**EXERCISE INSTRUCTIONS**
Gather up the lines that contain "korek".

**DATA ROWS**
※

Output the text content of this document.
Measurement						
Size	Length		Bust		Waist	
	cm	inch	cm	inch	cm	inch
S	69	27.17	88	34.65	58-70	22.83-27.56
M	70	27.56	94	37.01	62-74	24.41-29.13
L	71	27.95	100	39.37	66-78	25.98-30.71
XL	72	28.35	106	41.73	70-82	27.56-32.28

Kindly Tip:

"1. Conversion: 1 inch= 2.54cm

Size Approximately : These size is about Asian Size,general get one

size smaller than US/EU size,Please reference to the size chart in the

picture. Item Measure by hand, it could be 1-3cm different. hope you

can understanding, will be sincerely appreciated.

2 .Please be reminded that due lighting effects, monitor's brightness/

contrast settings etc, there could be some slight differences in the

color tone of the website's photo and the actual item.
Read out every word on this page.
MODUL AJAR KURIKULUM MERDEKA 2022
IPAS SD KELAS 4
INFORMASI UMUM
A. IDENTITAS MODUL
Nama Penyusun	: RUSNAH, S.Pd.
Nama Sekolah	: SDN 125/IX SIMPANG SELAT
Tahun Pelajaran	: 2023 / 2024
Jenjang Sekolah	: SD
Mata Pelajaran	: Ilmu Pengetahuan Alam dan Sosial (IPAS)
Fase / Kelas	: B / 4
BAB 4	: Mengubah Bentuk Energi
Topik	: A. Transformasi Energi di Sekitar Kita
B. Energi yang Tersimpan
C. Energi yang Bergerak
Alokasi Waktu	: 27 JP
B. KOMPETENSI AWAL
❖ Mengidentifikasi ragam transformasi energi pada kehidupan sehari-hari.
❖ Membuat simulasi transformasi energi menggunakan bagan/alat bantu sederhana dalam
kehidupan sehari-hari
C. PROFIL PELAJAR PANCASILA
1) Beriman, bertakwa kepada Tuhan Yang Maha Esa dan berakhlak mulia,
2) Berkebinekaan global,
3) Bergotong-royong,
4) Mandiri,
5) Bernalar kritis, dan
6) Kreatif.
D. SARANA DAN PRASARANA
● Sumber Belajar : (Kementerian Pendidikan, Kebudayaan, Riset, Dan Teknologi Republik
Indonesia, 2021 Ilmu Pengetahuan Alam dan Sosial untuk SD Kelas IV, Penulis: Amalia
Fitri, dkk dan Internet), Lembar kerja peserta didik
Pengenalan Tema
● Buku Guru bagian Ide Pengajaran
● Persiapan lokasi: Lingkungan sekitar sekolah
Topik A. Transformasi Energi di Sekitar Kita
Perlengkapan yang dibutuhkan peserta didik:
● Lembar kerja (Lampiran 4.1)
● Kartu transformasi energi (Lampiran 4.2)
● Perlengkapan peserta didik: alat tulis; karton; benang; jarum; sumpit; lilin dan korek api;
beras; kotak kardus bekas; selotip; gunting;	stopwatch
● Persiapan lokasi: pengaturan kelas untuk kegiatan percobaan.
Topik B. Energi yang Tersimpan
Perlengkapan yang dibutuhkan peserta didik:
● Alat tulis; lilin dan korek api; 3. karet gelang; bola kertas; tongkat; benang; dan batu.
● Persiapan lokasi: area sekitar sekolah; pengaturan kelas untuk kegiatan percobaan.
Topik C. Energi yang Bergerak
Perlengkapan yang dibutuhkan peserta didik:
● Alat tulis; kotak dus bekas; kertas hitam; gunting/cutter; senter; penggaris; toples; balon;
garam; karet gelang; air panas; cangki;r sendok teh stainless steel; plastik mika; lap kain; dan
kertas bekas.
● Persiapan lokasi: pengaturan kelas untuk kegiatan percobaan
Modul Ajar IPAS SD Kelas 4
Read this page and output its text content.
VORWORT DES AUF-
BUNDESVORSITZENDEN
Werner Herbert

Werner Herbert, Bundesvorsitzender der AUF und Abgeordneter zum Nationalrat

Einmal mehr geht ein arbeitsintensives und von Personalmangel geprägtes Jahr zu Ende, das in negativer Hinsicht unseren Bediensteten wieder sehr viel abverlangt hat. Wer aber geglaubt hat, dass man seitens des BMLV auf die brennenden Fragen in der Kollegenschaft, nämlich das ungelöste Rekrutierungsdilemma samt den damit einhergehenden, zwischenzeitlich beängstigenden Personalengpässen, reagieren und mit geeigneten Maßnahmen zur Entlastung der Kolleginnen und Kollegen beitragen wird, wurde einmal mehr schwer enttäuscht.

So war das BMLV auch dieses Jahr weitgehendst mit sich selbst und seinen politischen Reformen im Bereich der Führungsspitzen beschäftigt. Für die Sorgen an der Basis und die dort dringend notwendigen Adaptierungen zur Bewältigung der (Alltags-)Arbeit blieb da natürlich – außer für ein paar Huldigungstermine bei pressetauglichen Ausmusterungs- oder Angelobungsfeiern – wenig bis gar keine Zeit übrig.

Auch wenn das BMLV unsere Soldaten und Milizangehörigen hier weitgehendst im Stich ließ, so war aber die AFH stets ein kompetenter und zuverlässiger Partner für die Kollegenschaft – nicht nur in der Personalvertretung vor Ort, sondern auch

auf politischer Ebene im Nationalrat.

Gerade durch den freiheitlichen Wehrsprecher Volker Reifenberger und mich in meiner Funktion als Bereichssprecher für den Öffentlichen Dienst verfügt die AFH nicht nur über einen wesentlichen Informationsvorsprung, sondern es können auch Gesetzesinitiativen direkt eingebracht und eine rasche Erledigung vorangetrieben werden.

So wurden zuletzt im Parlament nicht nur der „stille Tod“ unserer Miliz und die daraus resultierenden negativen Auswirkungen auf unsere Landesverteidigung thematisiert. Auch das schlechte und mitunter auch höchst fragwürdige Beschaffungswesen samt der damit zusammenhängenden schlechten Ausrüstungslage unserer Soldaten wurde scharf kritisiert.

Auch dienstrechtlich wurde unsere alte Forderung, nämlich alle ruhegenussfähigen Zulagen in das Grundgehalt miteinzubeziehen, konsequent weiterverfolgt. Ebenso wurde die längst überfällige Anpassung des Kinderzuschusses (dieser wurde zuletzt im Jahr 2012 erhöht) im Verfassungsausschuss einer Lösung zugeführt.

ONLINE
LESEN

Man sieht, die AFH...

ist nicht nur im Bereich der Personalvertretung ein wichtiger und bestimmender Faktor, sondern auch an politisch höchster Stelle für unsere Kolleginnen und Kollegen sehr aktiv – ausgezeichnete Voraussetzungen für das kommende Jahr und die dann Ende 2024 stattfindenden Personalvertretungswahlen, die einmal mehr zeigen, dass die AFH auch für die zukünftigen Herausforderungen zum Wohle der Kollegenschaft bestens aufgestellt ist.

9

※

**RESULT FOR THIS EXERCISE**
● Perlengkapan peserta didik: alat tulis; karton; benang; jarum; sumpit; lilin dan korek api;
● Alat tulis; lilin dan korek api; 3. karet gelang; bola kertas; tongkat; benang; dan batu.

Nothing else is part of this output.